### WHAT THE TASK ASKS:
Take from the listing each line that has the string "color".

### DATA:
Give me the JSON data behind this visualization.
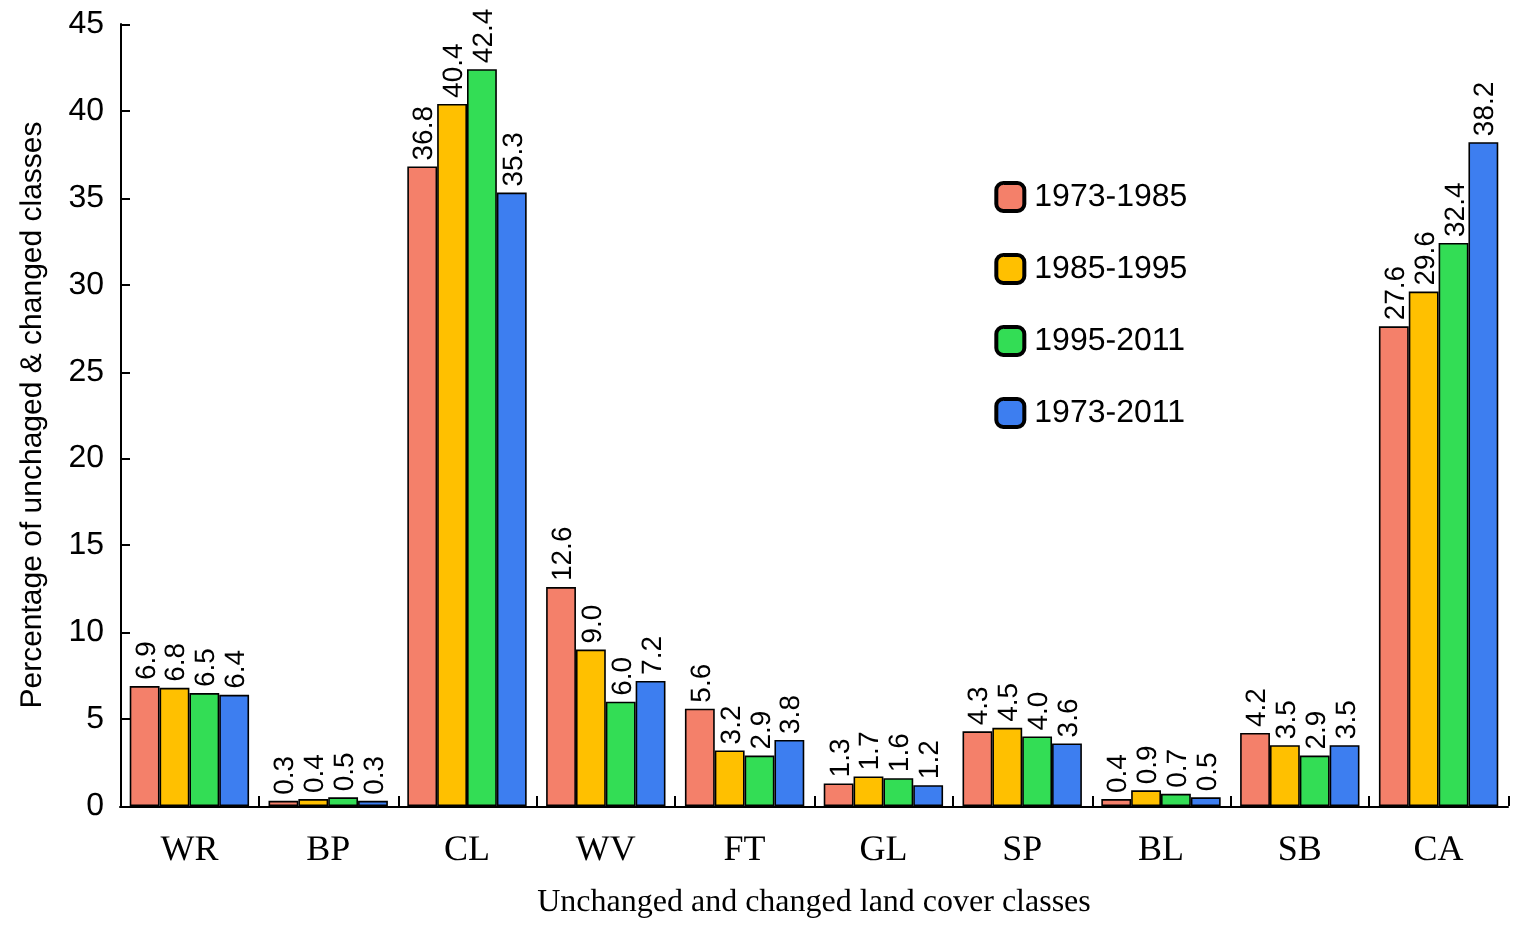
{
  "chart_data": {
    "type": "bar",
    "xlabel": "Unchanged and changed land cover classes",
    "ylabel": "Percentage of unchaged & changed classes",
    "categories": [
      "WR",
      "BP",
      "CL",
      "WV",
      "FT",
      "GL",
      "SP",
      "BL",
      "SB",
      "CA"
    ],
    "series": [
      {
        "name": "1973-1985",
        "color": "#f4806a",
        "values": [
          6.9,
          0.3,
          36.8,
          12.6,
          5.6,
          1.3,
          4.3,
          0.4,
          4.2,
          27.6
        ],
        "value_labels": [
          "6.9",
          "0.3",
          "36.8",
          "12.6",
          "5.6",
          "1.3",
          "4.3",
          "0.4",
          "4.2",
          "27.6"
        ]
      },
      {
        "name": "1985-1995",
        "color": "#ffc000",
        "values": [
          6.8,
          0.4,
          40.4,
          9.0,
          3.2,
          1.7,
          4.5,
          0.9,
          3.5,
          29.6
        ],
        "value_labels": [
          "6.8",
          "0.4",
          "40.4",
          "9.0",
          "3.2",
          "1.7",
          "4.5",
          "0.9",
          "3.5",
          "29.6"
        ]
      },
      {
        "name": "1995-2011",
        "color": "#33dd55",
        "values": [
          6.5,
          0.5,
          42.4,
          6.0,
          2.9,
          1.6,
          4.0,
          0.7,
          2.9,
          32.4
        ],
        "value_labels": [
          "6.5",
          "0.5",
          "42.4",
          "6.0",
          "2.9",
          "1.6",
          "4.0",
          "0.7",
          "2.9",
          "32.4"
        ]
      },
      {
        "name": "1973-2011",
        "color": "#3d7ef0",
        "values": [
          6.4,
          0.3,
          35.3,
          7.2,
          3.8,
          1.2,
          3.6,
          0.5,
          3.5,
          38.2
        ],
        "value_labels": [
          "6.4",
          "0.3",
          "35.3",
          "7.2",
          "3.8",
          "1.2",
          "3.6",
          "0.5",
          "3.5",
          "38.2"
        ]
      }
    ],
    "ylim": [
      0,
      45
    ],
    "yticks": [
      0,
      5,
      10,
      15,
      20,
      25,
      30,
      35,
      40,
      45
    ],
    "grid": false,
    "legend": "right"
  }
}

### SOLUTION FOR THIS EXERCISE:
        "color": "#f4806a",
        "color": "#ffc000",
        "color": "#33dd55",
        "color": "#3d7ef0",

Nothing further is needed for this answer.